> _Task objective_
The entries below should be quoted exactly, with no pictures carried over.

(Records about charts and figures)
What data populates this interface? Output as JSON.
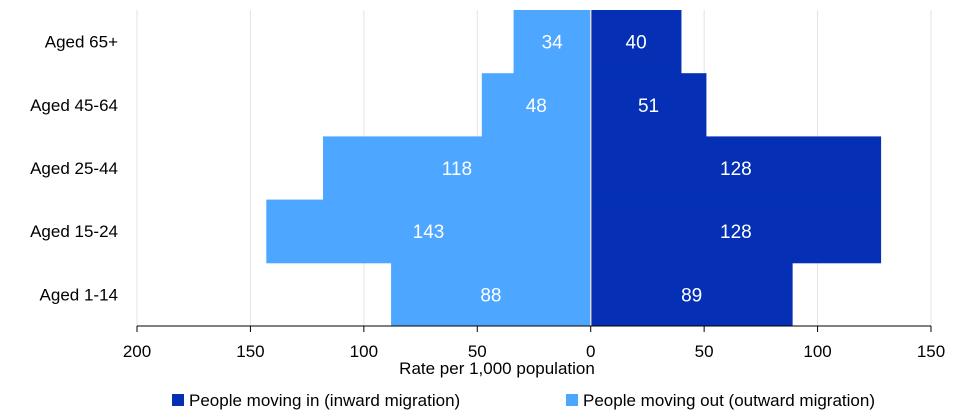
{
  "chart_data": {
    "type": "bar",
    "orientation": "horizontal",
    "layout": "back-to-back",
    "categories": [
      "Aged 65+",
      "Aged 45-64",
      "Aged 25-44",
      "Aged 15-24",
      "Aged 1-14"
    ],
    "series": [
      {
        "name": "People moving in (inward migration)",
        "values": [
          40,
          51,
          128,
          128,
          89
        ],
        "color": "#0530b5",
        "direction": "right"
      },
      {
        "name": "People moving out (outward migration)",
        "values": [
          34,
          48,
          118,
          143,
          88
        ],
        "color": "#4da6ff",
        "direction": "left"
      }
    ],
    "xlabel": "Rate per 1,000 population",
    "ylabel": "",
    "xlim": [
      -200,
      150
    ],
    "xticks": [
      -200,
      -150,
      -100,
      -50,
      0,
      50,
      100,
      150
    ],
    "xtick_labels": [
      "200",
      "150",
      "100",
      "50",
      "0",
      "50",
      "100",
      "150"
    ],
    "grid": "vertical",
    "legend_position": "bottom"
  }
}
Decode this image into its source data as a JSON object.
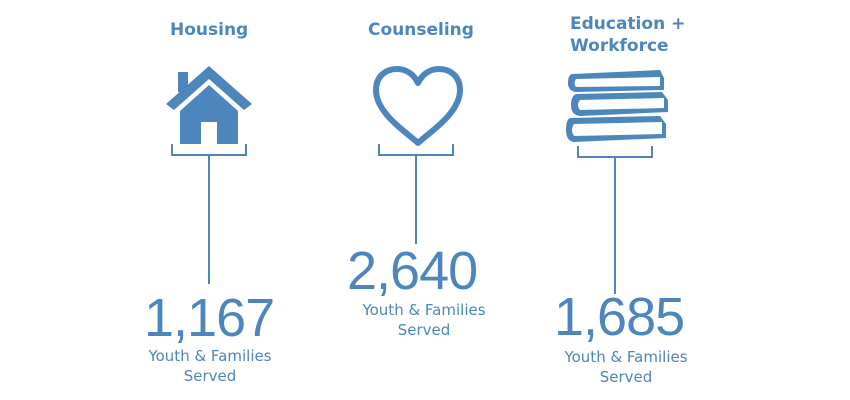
{
  "colors": {
    "accent": "#4d86bd",
    "background": "#ffffff"
  },
  "columns": [
    {
      "title": "Housing",
      "icon": "house-icon",
      "value": "1,167",
      "label_line1": "Youth & Families",
      "label_line2": "Served"
    },
    {
      "title": "Counseling",
      "icon": "heart-icon",
      "value": "2,640",
      "label_line1": "Youth & Families",
      "label_line2": "Served"
    },
    {
      "title_line1": "Education +",
      "title_line2": "Workforce",
      "icon": "books-icon",
      "value": "1,685",
      "label_line1": "Youth & Families",
      "label_line2": "Served"
    }
  ]
}
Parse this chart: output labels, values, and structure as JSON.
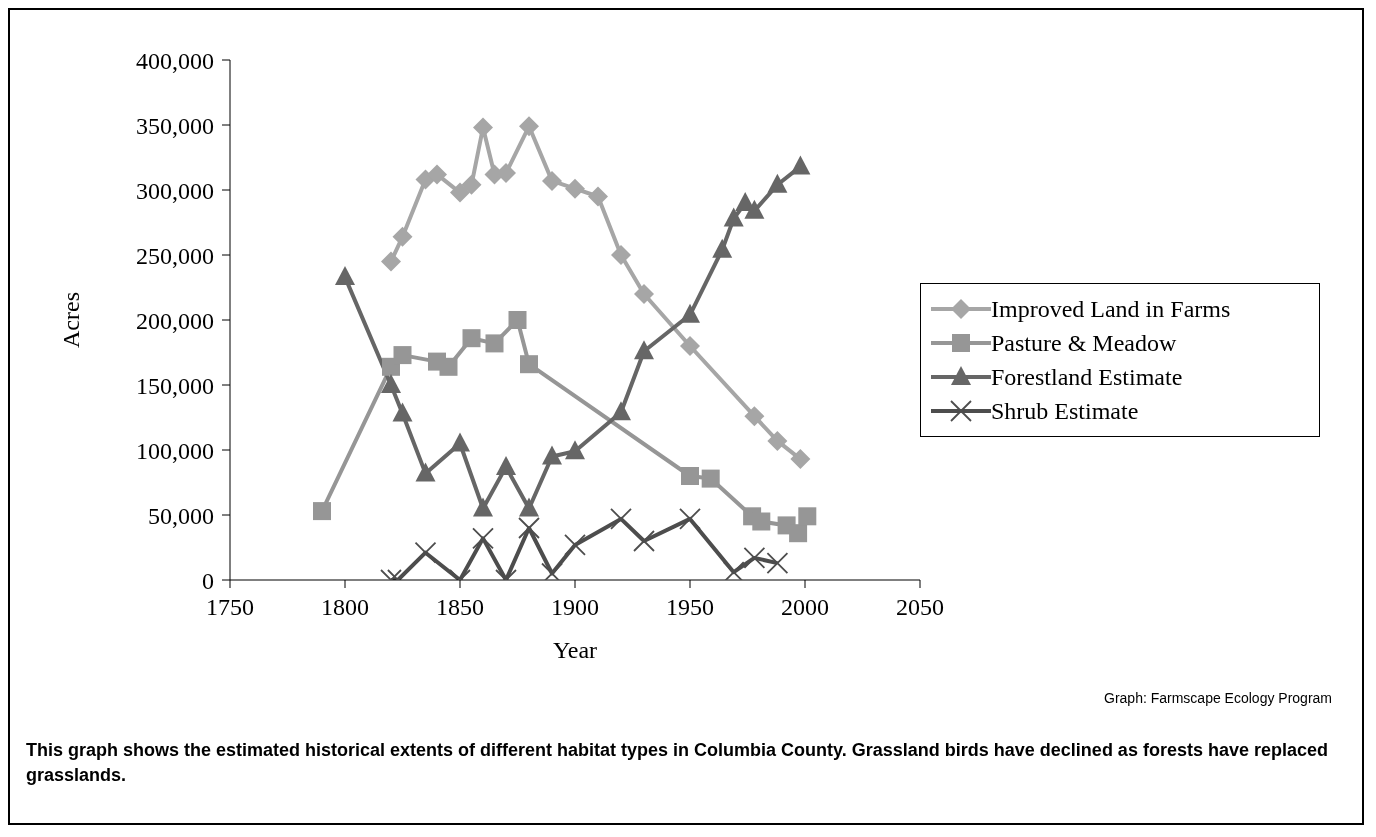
{
  "chart_data": {
    "type": "line",
    "xlabel": "Year",
    "ylabel": "Acres",
    "xlim": [
      1750,
      2050
    ],
    "xticks": [
      1750,
      1800,
      1850,
      1900,
      1950,
      2000,
      2050
    ],
    "ylim": [
      0,
      400000
    ],
    "yticks": [
      0,
      {
        "value": 50000,
        "label": "50,000"
      },
      {
        "value": 100000,
        "label": "100,000"
      },
      {
        "value": 150000,
        "label": "150,000"
      },
      {
        "value": 200000,
        "label": "200,000"
      },
      {
        "value": 250000,
        "label": "250,000"
      },
      {
        "value": 300000,
        "label": "300,000"
      },
      {
        "value": 350000,
        "label": "350,000"
      },
      {
        "value": 400000,
        "label": "400,000"
      }
    ],
    "grid": false,
    "legend": "right",
    "annotations": [
      "Graph: Farmscape Ecology Program",
      "This graph shows the estimated historical extents of different habitat types in Columbia County. Grassland birds have declined as forests have replaced grasslands."
    ],
    "series": [
      {
        "name": "Improved Land in Farms",
        "color": "#a6a6a6",
        "marker": "diamond",
        "x": [
          1820,
          1825,
          1835,
          1840,
          1850,
          1855,
          1860,
          1865,
          1870,
          1880,
          1890,
          1900,
          1910,
          1920,
          1930,
          1950,
          1978,
          1988,
          1998
        ],
        "values": [
          245000,
          264000,
          308000,
          312000,
          298000,
          304000,
          348000,
          312000,
          313000,
          349000,
          307000,
          301000,
          295000,
          250000,
          220000,
          180000,
          126000,
          107000,
          93000
        ]
      },
      {
        "name": "Pasture & Meadow",
        "color": "#969696",
        "marker": "square",
        "x": [
          1790,
          1820,
          1825,
          1840,
          1845,
          1855,
          1865,
          1875,
          1880,
          1950,
          1959,
          1977,
          1981,
          1992,
          1997,
          2001
        ],
        "values": [
          53000,
          164000,
          173000,
          168000,
          164000,
          186000,
          182000,
          200000,
          166000,
          80000,
          78000,
          49000,
          45000,
          42000,
          36000,
          49000
        ]
      },
      {
        "name": "Forestland Estimate",
        "color": "#666666",
        "marker": "triangle",
        "x": [
          1800,
          1820,
          1825,
          1835,
          1850,
          1860,
          1870,
          1880,
          1890,
          1900,
          1920,
          1930,
          1950,
          1964,
          1969,
          1974,
          1978,
          1988,
          1998
        ],
        "values": [
          233000,
          150000,
          128000,
          82000,
          105000,
          55000,
          87000,
          55000,
          95000,
          99000,
          129000,
          176000,
          204000,
          254000,
          278000,
          290000,
          284000,
          304000,
          318000
        ]
      },
      {
        "name": "Shrub Estimate",
        "color": "#4d4d4d",
        "marker": "cross",
        "x": [
          1820,
          1823,
          1835,
          1850,
          1860,
          1870,
          1880,
          1890,
          1900,
          1920,
          1930,
          1950,
          1969,
          1978,
          1988
        ],
        "values": [
          0,
          0,
          21000,
          0,
          32000,
          0,
          40000,
          5000,
          27000,
          47000,
          30000,
          47000,
          6000,
          17000,
          13000
        ]
      }
    ]
  }
}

> _Output for this task_
What data populates this interface? Output as JSON.
{
  "chart_data": {
    "type": "bar",
    "orientation": "horizontal",
    "layout": "back-to-back",
    "categories": [
      "Aged 65+",
      "Aged 45-64",
      "Aged 25-44",
      "Aged 15-24",
      "Aged 1-14"
    ],
    "series": [
      {
        "name": "People moving in (inward migration)",
        "values": [
          40,
          51,
          128,
          128,
          89
        ],
        "color": "#0530b5",
        "direction": "right"
      },
      {
        "name": "People moving out (outward migration)",
        "values": [
          34,
          48,
          118,
          143,
          88
        ],
        "color": "#4da6ff",
        "direction": "left"
      }
    ],
    "xlabel": "Rate per 1,000 population",
    "ylabel": "",
    "xlim": [
      -200,
      150
    ],
    "xticks": [
      -200,
      -150,
      -100,
      -50,
      0,
      50,
      100,
      150
    ],
    "xtick_labels": [
      "200",
      "150",
      "100",
      "50",
      "0",
      "50",
      "100",
      "150"
    ],
    "grid": "vertical",
    "legend_position": "bottom"
  }
}
Decode this image into its source data as a JSON object.
{
  "colors": {
    "accent": "#4d86bd",
    "background": "#ffffff"
  },
  "columns": [
    {
      "title": "Housing",
      "icon": "house-icon",
      "value": "1,167",
      "label_line1": "Youth & Families",
      "label_line2": "Served"
    },
    {
      "title": "Counseling",
      "icon": "heart-icon",
      "value": "2,640",
      "label_line1": "Youth & Families",
      "label_line2": "Served"
    },
    {
      "title_line1": "Education +",
      "title_line2": "Workforce",
      "icon": "books-icon",
      "value": "1,685",
      "label_line1": "Youth & Families",
      "label_line2": "Served"
    }
  ]
}
Parse this chart: output labels, values, and structure as JSON.
{
  "chart_data": {
    "type": "line",
    "xlabel": "Year",
    "ylabel": "Acres",
    "xlim": [
      1750,
      2050
    ],
    "xticks": [
      1750,
      1800,
      1850,
      1900,
      1950,
      2000,
      2050
    ],
    "ylim": [
      0,
      400000
    ],
    "yticks": [
      0,
      {
        "value": 50000,
        "label": "50,000"
      },
      {
        "value": 100000,
        "label": "100,000"
      },
      {
        "value": 150000,
        "label": "150,000"
      },
      {
        "value": 200000,
        "label": "200,000"
      },
      {
        "value": 250000,
        "label": "250,000"
      },
      {
        "value": 300000,
        "label": "300,000"
      },
      {
        "value": 350000,
        "label": "350,000"
      },
      {
        "value": 400000,
        "label": "400,000"
      }
    ],
    "grid": false,
    "legend": "right",
    "annotations": [
      "Graph: Farmscape Ecology Program",
      "This graph shows the estimated historical extents of different habitat types in Columbia County. Grassland birds have declined as forests have replaced grasslands."
    ],
    "series": [
      {
        "name": "Improved Land in Farms",
        "color": "#a6a6a6",
        "marker": "diamond",
        "x": [
          1820,
          1825,
          1835,
          1840,
          1850,
          1855,
          1860,
          1865,
          1870,
          1880,
          1890,
          1900,
          1910,
          1920,
          1930,
          1950,
          1978,
          1988,
          1998
        ],
        "values": [
          245000,
          264000,
          308000,
          312000,
          298000,
          304000,
          348000,
          312000,
          313000,
          349000,
          307000,
          301000,
          295000,
          250000,
          220000,
          180000,
          126000,
          107000,
          93000
        ]
      },
      {
        "name": "Pasture & Meadow",
        "color": "#969696",
        "marker": "square",
        "x": [
          1790,
          1820,
          1825,
          1840,
          1845,
          1855,
          1865,
          1875,
          1880,
          1950,
          1959,
          1977,
          1981,
          1992,
          1997,
          2001
        ],
        "values": [
          53000,
          164000,
          173000,
          168000,
          164000,
          186000,
          182000,
          200000,
          166000,
          80000,
          78000,
          49000,
          45000,
          42000,
          36000,
          49000
        ]
      },
      {
        "name": "Forestland Estimate",
        "color": "#666666",
        "marker": "triangle",
        "x": [
          1800,
          1820,
          1825,
          1835,
          1850,
          1860,
          1870,
          1880,
          1890,
          1900,
          1920,
          1930,
          1950,
          1964,
          1969,
          1974,
          1978,
          1988,
          1998
        ],
        "values": [
          233000,
          150000,
          128000,
          82000,
          105000,
          55000,
          87000,
          55000,
          95000,
          99000,
          129000,
          176000,
          204000,
          254000,
          278000,
          290000,
          284000,
          304000,
          318000
        ]
      },
      {
        "name": "Shrub Estimate",
        "color": "#4d4d4d",
        "marker": "cross",
        "x": [
          1820,
          1823,
          1835,
          1850,
          1860,
          1870,
          1880,
          1890,
          1900,
          1920,
          1930,
          1950,
          1969,
          1978,
          1988
        ],
        "values": [
          0,
          0,
          21000,
          0,
          32000,
          0,
          40000,
          5000,
          27000,
          47000,
          30000,
          47000,
          6000,
          17000,
          13000
        ]
      }
    ]
  }
}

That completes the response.